◆ **Exercise task**: Your task is to repeat the lines below exactly, excluding any pictures they contain.

◆ **Data provided**:

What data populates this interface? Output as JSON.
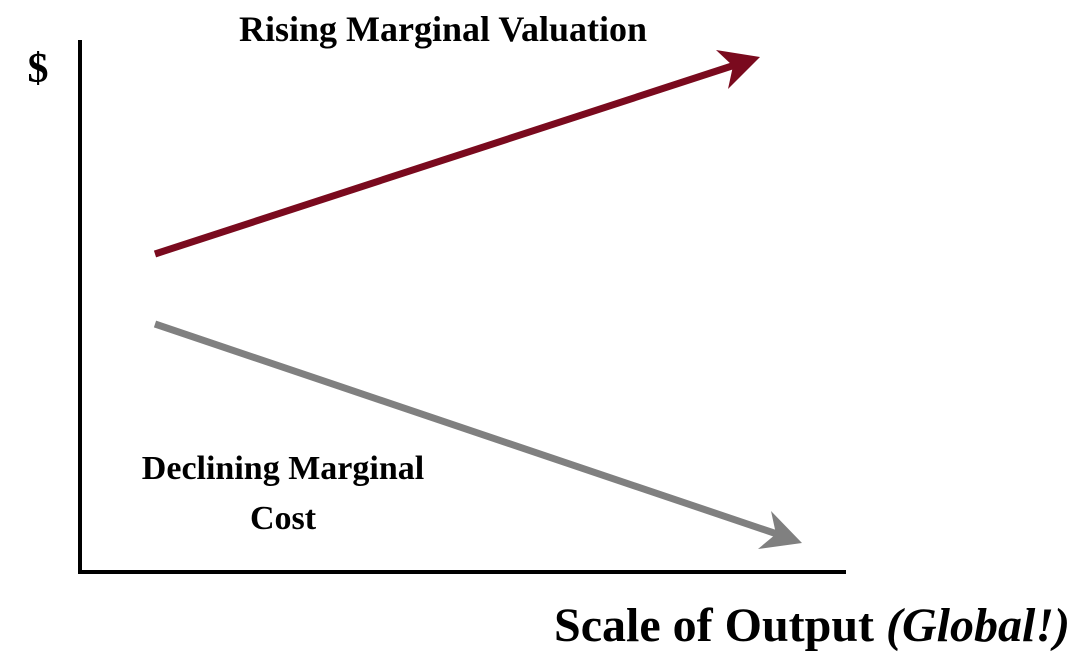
{
  "title": "Rising Marginal Valuation",
  "y_axis_label": "$",
  "lower_label": {
    "lines": [
      "Declining Marginal",
      "Cost"
    ]
  },
  "x_axis_label": {
    "main": "Scale of Output",
    "emphasis": "(Global!)"
  }
}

◆ **Output of the task**:
What data populates this interface? Output as JSON.
{
  "title": "Rising Marginal Valuation",
  "y_axis_label": "$",
  "lower_label": {
    "lines": [
      "Declining Marginal",
      "Cost"
    ]
  },
  "x_axis_label": {
    "main": "Scale of Output",
    "emphasis": "(Global!)"
  }
}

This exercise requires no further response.